- **What you have to do**: Pick out every line that holds the string "Culture" and copy it.

- **Working data**:
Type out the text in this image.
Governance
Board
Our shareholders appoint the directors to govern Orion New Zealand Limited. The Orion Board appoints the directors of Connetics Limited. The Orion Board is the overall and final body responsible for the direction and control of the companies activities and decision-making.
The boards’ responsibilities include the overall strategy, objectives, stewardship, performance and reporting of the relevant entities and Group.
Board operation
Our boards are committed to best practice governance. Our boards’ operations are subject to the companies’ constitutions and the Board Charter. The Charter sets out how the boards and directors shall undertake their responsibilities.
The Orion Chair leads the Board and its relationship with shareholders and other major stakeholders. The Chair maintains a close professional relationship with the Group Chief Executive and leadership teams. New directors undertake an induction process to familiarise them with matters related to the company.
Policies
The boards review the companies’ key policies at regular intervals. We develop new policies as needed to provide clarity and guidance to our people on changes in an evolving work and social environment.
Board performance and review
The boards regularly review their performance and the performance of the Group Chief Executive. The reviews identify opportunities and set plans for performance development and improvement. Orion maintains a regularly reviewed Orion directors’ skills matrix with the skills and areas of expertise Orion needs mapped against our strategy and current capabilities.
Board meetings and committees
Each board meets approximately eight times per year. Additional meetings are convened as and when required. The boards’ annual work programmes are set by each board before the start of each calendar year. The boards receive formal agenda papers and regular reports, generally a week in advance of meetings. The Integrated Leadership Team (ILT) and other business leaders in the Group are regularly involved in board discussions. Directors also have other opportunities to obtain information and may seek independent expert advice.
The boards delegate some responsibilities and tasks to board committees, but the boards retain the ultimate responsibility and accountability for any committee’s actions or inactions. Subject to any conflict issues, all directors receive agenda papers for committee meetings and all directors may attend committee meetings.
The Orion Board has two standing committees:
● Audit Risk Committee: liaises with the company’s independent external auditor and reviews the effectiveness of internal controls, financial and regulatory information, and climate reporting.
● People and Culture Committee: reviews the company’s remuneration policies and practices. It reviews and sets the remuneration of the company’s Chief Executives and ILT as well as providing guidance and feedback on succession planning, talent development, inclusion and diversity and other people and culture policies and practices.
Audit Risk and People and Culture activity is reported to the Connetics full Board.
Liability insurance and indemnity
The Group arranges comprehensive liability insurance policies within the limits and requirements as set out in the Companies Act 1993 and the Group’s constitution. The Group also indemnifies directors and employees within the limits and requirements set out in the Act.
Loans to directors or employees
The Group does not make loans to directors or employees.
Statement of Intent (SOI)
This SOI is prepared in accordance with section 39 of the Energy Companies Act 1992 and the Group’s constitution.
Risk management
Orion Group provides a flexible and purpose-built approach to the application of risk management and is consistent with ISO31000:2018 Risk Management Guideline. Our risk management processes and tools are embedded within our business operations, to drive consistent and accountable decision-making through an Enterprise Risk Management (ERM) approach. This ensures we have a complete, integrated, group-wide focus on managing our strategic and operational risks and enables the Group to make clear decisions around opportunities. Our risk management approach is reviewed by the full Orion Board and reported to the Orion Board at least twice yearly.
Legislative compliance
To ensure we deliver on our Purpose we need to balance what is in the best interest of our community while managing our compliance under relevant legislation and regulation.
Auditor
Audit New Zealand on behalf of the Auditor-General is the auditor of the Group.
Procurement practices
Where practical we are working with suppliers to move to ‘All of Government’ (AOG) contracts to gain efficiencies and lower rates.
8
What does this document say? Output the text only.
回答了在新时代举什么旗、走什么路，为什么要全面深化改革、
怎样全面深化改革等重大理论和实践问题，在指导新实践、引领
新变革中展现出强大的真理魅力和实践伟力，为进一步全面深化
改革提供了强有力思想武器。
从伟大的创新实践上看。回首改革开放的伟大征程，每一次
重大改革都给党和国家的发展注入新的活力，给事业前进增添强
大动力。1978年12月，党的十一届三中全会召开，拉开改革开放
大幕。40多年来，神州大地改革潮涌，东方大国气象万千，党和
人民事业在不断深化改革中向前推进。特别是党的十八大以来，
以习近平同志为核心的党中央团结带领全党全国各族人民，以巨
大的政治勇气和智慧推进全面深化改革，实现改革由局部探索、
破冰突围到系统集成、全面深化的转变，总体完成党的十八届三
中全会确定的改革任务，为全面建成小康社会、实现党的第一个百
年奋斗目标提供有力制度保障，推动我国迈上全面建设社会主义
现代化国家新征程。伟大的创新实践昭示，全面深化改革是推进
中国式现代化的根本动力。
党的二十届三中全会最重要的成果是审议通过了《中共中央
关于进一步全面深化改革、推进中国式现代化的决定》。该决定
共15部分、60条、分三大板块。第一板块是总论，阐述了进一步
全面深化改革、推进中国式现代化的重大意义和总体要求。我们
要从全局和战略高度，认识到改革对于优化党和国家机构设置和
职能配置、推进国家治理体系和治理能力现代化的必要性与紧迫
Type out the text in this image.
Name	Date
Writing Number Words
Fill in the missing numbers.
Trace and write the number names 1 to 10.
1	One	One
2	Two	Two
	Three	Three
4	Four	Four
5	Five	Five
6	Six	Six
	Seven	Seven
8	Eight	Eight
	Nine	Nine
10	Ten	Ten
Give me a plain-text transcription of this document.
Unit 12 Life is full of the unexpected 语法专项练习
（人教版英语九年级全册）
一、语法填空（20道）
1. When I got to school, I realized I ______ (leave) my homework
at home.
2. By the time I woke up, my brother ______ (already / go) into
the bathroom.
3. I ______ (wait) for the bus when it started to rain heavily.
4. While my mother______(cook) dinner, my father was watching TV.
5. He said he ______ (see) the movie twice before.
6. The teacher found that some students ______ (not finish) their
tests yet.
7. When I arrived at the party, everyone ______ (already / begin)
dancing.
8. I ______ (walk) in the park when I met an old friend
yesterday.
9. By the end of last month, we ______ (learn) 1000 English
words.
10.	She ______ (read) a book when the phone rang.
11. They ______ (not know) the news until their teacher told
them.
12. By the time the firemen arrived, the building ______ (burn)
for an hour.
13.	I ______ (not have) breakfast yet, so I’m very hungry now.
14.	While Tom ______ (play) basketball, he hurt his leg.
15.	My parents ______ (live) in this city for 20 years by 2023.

- **Solution**:
● People and Culture Committee: reviews the company’s remuneration policies and practices. It reviews and sets the remuneration of the company’s Chief Executives and ILT as well as providing guidance and feedback on succession planning, talent development, inclusion and diversity and other people and culture policies and practices.
Audit Risk and People and Culture activity is reported to the Connetics full Board.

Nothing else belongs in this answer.